* Data provided:

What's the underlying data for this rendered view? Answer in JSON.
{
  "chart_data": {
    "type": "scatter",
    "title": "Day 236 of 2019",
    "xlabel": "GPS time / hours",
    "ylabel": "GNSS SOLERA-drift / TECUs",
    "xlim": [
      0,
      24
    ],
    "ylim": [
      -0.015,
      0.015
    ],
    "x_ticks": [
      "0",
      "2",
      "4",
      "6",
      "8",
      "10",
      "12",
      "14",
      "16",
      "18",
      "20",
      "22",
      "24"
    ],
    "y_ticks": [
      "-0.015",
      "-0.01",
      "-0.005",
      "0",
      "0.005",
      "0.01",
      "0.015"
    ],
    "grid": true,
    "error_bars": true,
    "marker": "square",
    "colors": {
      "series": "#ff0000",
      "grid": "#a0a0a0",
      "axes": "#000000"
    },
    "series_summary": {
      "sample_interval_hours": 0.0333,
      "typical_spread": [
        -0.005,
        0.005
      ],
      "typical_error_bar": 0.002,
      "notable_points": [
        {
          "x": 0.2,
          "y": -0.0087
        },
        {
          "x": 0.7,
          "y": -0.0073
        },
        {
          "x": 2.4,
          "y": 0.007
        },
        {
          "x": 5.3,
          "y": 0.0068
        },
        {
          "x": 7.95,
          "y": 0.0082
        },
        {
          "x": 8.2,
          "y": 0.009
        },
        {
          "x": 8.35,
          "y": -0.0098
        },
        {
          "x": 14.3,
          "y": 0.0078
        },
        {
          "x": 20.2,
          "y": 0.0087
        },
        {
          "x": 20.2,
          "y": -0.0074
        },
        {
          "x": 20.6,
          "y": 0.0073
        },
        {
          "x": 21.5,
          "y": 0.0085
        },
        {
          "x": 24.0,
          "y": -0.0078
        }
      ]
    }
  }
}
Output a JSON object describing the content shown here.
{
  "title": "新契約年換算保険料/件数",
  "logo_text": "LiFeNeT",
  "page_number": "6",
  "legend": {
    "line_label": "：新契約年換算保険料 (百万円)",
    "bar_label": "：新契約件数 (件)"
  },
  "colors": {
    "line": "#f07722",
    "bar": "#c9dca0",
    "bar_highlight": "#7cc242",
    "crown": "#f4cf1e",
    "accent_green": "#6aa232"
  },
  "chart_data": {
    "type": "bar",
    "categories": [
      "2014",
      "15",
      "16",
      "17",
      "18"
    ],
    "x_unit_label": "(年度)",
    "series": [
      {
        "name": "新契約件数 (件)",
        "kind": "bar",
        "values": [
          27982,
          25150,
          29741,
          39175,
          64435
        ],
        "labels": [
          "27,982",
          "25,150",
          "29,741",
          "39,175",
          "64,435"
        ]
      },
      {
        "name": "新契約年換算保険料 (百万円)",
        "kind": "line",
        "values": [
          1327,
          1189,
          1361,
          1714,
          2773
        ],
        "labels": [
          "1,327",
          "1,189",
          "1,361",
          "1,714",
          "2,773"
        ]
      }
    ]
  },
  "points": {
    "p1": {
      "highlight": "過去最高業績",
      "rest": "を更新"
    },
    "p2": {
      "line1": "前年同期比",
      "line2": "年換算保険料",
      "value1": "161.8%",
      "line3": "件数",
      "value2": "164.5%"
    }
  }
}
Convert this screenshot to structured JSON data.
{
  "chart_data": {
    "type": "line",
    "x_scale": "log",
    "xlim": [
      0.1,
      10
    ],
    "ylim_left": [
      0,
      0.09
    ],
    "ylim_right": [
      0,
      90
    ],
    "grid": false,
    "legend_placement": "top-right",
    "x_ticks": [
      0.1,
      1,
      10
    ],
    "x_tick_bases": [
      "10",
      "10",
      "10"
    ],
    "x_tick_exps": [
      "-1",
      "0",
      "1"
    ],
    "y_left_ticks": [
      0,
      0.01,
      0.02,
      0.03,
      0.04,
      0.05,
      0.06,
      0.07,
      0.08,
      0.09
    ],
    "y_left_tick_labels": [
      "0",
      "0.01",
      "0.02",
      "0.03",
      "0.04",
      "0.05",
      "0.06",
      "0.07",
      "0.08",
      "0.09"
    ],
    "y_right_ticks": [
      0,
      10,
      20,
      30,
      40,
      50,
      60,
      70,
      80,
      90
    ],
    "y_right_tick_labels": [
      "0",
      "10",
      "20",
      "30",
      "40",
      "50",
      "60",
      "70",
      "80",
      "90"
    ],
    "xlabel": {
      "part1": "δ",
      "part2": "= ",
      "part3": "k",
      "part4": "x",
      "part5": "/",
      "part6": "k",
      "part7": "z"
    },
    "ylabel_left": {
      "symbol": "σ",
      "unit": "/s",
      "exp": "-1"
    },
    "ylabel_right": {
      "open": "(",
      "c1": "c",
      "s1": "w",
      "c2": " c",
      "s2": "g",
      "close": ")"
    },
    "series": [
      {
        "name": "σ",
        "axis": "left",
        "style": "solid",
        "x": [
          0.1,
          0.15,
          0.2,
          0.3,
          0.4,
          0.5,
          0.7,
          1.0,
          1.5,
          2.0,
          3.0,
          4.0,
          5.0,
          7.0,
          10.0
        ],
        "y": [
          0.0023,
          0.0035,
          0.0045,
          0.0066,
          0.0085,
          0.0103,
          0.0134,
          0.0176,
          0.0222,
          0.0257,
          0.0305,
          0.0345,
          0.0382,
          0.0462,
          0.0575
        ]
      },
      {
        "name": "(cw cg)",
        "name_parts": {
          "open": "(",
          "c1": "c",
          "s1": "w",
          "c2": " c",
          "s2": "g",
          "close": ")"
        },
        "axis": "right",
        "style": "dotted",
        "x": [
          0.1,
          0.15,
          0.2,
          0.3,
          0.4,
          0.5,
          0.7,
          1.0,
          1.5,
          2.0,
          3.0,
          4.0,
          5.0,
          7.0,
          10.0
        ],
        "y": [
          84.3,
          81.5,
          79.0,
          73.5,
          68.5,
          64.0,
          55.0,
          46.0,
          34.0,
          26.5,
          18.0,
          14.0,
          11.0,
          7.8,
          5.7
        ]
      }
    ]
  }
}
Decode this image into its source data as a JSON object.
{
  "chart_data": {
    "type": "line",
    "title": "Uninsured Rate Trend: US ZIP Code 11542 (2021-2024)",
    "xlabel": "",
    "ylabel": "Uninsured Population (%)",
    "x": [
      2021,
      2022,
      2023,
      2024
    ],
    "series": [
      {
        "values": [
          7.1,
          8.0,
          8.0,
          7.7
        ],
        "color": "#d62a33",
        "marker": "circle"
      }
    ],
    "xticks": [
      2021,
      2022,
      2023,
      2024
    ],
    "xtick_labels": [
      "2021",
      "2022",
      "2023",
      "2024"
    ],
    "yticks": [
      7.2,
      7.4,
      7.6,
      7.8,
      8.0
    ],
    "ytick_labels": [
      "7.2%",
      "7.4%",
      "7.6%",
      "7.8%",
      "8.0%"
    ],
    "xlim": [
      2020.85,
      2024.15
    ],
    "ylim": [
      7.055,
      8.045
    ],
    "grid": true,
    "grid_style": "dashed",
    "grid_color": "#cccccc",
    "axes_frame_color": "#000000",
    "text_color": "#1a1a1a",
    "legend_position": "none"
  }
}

* Required work: Word for word, restate all of the data shown above.

* Answer to this task:
What's the underlying data for this rendered view? Answer in JSON.
{
  "chart_data": {
    "type": "scatter",
    "title": "Day 236 of 2019",
    "xlabel": "GPS time / hours",
    "ylabel": "GNSS SOLERA-drift / TECUs",
    "xlim": [
      0,
      24
    ],
    "ylim": [
      -0.015,
      0.015
    ],
    "x_ticks": [
      "0",
      "2",
      "4",
      "6",
      "8",
      "10",
      "12",
      "14",
      "16",
      "18",
      "20",
      "22",
      "24"
    ],
    "y_ticks": [
      "-0.015",
      "-0.01",
      "-0.005",
      "0",
      "0.005",
      "0.01",
      "0.015"
    ],
    "grid": true,
    "error_bars": true,
    "marker": "square",
    "colors": {
      "series": "#ff0000",
      "grid": "#a0a0a0",
      "axes": "#000000"
    },
    "series_summary": {
      "sample_interval_hours": 0.0333,
      "typical_spread": [
        -0.005,
        0.005
      ],
      "typical_error_bar": 0.002,
      "notable_points": [
        {
          "x": 0.2,
          "y": -0.0087
        },
        {
          "x": 0.7,
          "y": -0.0073
        },
        {
          "x": 2.4,
          "y": 0.007
        },
        {
          "x": 5.3,
          "y": 0.0068
        },
        {
          "x": 7.95,
          "y": 0.0082
        },
        {
          "x": 8.2,
          "y": 0.009
        },
        {
          "x": 8.35,
          "y": -0.0098
        },
        {
          "x": 14.3,
          "y": 0.0078
        },
        {
          "x": 20.2,
          "y": 0.0087
        },
        {
          "x": 20.2,
          "y": -0.0074
        },
        {
          "x": 20.6,
          "y": 0.0073
        },
        {
          "x": 21.5,
          "y": 0.0085
        },
        {
          "x": 24.0,
          "y": -0.0078
        }
      ]
    }
  }
}
Output a JSON object describing the content shown here.
{
  "title": "新契約年換算保険料/件数",
  "logo_text": "LiFeNeT",
  "page_number": "6",
  "legend": {
    "line_label": "：新契約年換算保険料 (百万円)",
    "bar_label": "：新契約件数 (件)"
  },
  "colors": {
    "line": "#f07722",
    "bar": "#c9dca0",
    "bar_highlight": "#7cc242",
    "crown": "#f4cf1e",
    "accent_green": "#6aa232"
  },
  "chart_data": {
    "type": "bar",
    "categories": [
      "2014",
      "15",
      "16",
      "17",
      "18"
    ],
    "x_unit_label": "(年度)",
    "series": [
      {
        "name": "新契約件数 (件)",
        "kind": "bar",
        "values": [
          27982,
          25150,
          29741,
          39175,
          64435
        ],
        "labels": [
          "27,982",
          "25,150",
          "29,741",
          "39,175",
          "64,435"
        ]
      },
      {
        "name": "新契約年換算保険料 (百万円)",
        "kind": "line",
        "values": [
          1327,
          1189,
          1361,
          1714,
          2773
        ],
        "labels": [
          "1,327",
          "1,189",
          "1,361",
          "1,714",
          "2,773"
        ]
      }
    ]
  },
  "points": {
    "p1": {
      "highlight": "過去最高業績",
      "rest": "を更新"
    },
    "p2": {
      "line1": "前年同期比",
      "line2": "年換算保険料",
      "value1": "161.8%",
      "line3": "件数",
      "value2": "164.5%"
    }
  }
}
Convert this screenshot to structured JSON data.
{
  "chart_data": {
    "type": "line",
    "x_scale": "log",
    "xlim": [
      0.1,
      10
    ],
    "ylim_left": [
      0,
      0.09
    ],
    "ylim_right": [
      0,
      90
    ],
    "grid": false,
    "legend_placement": "top-right",
    "x_ticks": [
      0.1,
      1,
      10
    ],
    "x_tick_bases": [
      "10",
      "10",
      "10"
    ],
    "x_tick_exps": [
      "-1",
      "0",
      "1"
    ],
    "y_left_ticks": [
      0,
      0.01,
      0.02,
      0.03,
      0.04,
      0.05,
      0.06,
      0.07,
      0.08,
      0.09
    ],
    "y_left_tick_labels": [
      "0",
      "0.01",
      "0.02",
      "0.03",
      "0.04",
      "0.05",
      "0.06",
      "0.07",
      "0.08",
      "0.09"
    ],
    "y_right_ticks": [
      0,
      10,
      20,
      30,
      40,
      50,
      60,
      70,
      80,
      90
    ],
    "y_right_tick_labels": [
      "0",
      "10",
      "20",
      "30",
      "40",
      "50",
      "60",
      "70",
      "80",
      "90"
    ],
    "xlabel": {
      "part1": "δ",
      "part2": "= ",
      "part3": "k",
      "part4": "x",
      "part5": "/",
      "part6": "k",
      "part7": "z"
    },
    "ylabel_left": {
      "symbol": "σ",
      "unit": "/s",
      "exp": "-1"
    },
    "ylabel_right": {
      "open": "(",
      "c1": "c",
      "s1": "w",
      "c2": " c",
      "s2": "g",
      "close": ")"
    },
    "series": [
      {
        "name": "σ",
        "axis": "left",
        "style": "solid",
        "x": [
          0.1,
          0.15,
          0.2,
          0.3,
          0.4,
          0.5,
          0.7,
          1.0,
          1.5,
          2.0,
          3.0,
          4.0,
          5.0,
          7.0,
          10.0
        ],
        "y": [
          0.0023,
          0.0035,
          0.0045,
          0.0066,
          0.0085,
          0.0103,
          0.0134,
          0.0176,
          0.0222,
          0.0257,
          0.0305,
          0.0345,
          0.0382,
          0.0462,
          0.0575
        ]
      },
      {
        "name": "(cw cg)",
        "name_parts": {
          "open": "(",
          "c1": "c",
          "s1": "w",
          "c2": " c",
          "s2": "g",
          "close": ")"
        },
        "axis": "right",
        "style": "dotted",
        "x": [
          0.1,
          0.15,
          0.2,
          0.3,
          0.4,
          0.5,
          0.7,
          1.0,
          1.5,
          2.0,
          3.0,
          4.0,
          5.0,
          7.0,
          10.0
        ],
        "y": [
          84.3,
          81.5,
          79.0,
          73.5,
          68.5,
          64.0,
          55.0,
          46.0,
          34.0,
          26.5,
          18.0,
          14.0,
          11.0,
          7.8,
          5.7
        ]
      }
    ]
  }
}
Decode this image into its source data as a JSON object.
{
  "chart_data": {
    "type": "line",
    "title": "Uninsured Rate Trend: US ZIP Code 11542 (2021-2024)",
    "xlabel": "",
    "ylabel": "Uninsured Population (%)",
    "x": [
      2021,
      2022,
      2023,
      2024
    ],
    "series": [
      {
        "values": [
          7.1,
          8.0,
          8.0,
          7.7
        ],
        "color": "#d62a33",
        "marker": "circle"
      }
    ],
    "xticks": [
      2021,
      2022,
      2023,
      2024
    ],
    "xtick_labels": [
      "2021",
      "2022",
      "2023",
      "2024"
    ],
    "yticks": [
      7.2,
      7.4,
      7.6,
      7.8,
      8.0
    ],
    "ytick_labels": [
      "7.2%",
      "7.4%",
      "7.6%",
      "7.8%",
      "8.0%"
    ],
    "xlim": [
      2020.85,
      2024.15
    ],
    "ylim": [
      7.055,
      8.045
    ],
    "grid": true,
    "grid_style": "dashed",
    "grid_color": "#cccccc",
    "axes_frame_color": "#000000",
    "text_color": "#1a1a1a",
    "legend_position": "none"
  }
}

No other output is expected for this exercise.